## Exercise details
Take the material below and retype it in full; pictures are left out.

## Material shown
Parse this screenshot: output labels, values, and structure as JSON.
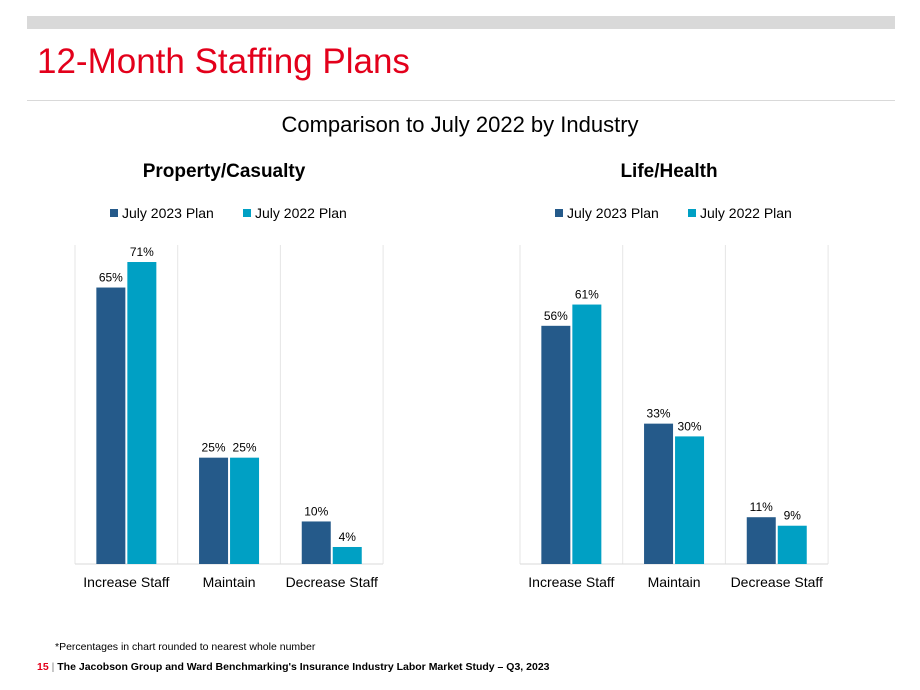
{
  "slide": {
    "title": "12-Month Staffing Plans",
    "subtitle": "Comparison to July 2022 by Industry",
    "footnote": "*Percentages in chart rounded to nearest whole number",
    "page_number": "15",
    "footer_separator": "|",
    "footer_text": "The Jacobson Group and Ward Benchmarking's Insurance Industry Labor Market Study – Q3, 2023"
  },
  "colors": {
    "series1": "#255a8a",
    "series2": "#00a0c4",
    "title": "#e3001b"
  },
  "chart_data": [
    {
      "type": "bar",
      "title": "Property/Casualty",
      "categories": [
        "Increase Staff",
        "Maintain",
        "Decrease Staff"
      ],
      "series": [
        {
          "name": "July 2023 Plan",
          "values": [
            65,
            25,
            10
          ],
          "labels": [
            "65%",
            "25%",
            "10%"
          ]
        },
        {
          "name": "July 2022 Plan",
          "values": [
            71,
            25,
            4
          ],
          "labels": [
            "71%",
            "25%",
            "4%"
          ]
        }
      ],
      "ylim": [
        0,
        75
      ],
      "legend": "top",
      "grid": "vertical separators"
    },
    {
      "type": "bar",
      "title": "Life/Health",
      "categories": [
        "Increase Staff",
        "Maintain",
        "Decrease Staff"
      ],
      "series": [
        {
          "name": "July 2023 Plan",
          "values": [
            56,
            33,
            11
          ],
          "labels": [
            "56%",
            "33%",
            "11%"
          ]
        },
        {
          "name": "July 2022 Plan",
          "values": [
            61,
            30,
            9
          ],
          "labels": [
            "61%",
            "30%",
            "9%"
          ]
        }
      ],
      "ylim": [
        0,
        75
      ],
      "legend": "top",
      "grid": "vertical separators"
    }
  ]
}
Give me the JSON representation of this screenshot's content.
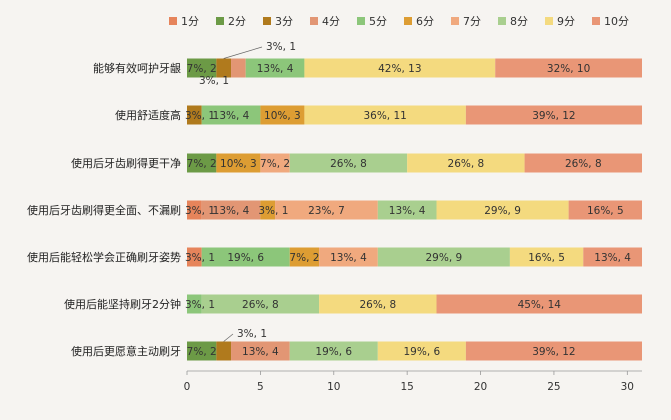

## Solution for this task
Parse this screenshot: output labels, values, and structure as JSON.
{
  "slide": {
    "title": "12-Month Staffing Plans",
    "subtitle": "Comparison to July 2022 by Industry",
    "footnote": "*Percentages in chart rounded to nearest whole number",
    "page_number": "15",
    "footer_separator": "|",
    "footer_text": "The Jacobson Group and Ward Benchmarking's Insurance Industry Labor Market Study – Q3, 2023"
  },
  "colors": {
    "series1": "#255a8a",
    "series2": "#00a0c4",
    "title": "#e3001b"
  },
  "chart_data": [
    {
      "type": "bar",
      "title": "Property/Casualty",
      "categories": [
        "Increase Staff",
        "Maintain",
        "Decrease Staff"
      ],
      "series": [
        {
          "name": "July 2023 Plan",
          "values": [
            65,
            25,
            10
          ],
          "labels": [
            "65%",
            "25%",
            "10%"
          ]
        },
        {
          "name": "July 2022 Plan",
          "values": [
            71,
            25,
            4
          ],
          "labels": [
            "71%",
            "25%",
            "4%"
          ]
        }
      ],
      "ylim": [
        0,
        75
      ],
      "legend": "top",
      "grid": "vertical separators"
    },
    {
      "type": "bar",
      "title": "Life/Health",
      "categories": [
        "Increase Staff",
        "Maintain",
        "Decrease Staff"
      ],
      "series": [
        {
          "name": "July 2023 Plan",
          "values": [
            56,
            33,
            11
          ],
          "labels": [
            "56%",
            "33%",
            "11%"
          ]
        },
        {
          "name": "July 2022 Plan",
          "values": [
            61,
            30,
            9
          ],
          "labels": [
            "61%",
            "30%",
            "9%"
          ]
        }
      ],
      "ylim": [
        0,
        75
      ],
      "legend": "top",
      "grid": "vertical separators"
    }
  ]
}
Give me the JSON representation of this screenshot's content.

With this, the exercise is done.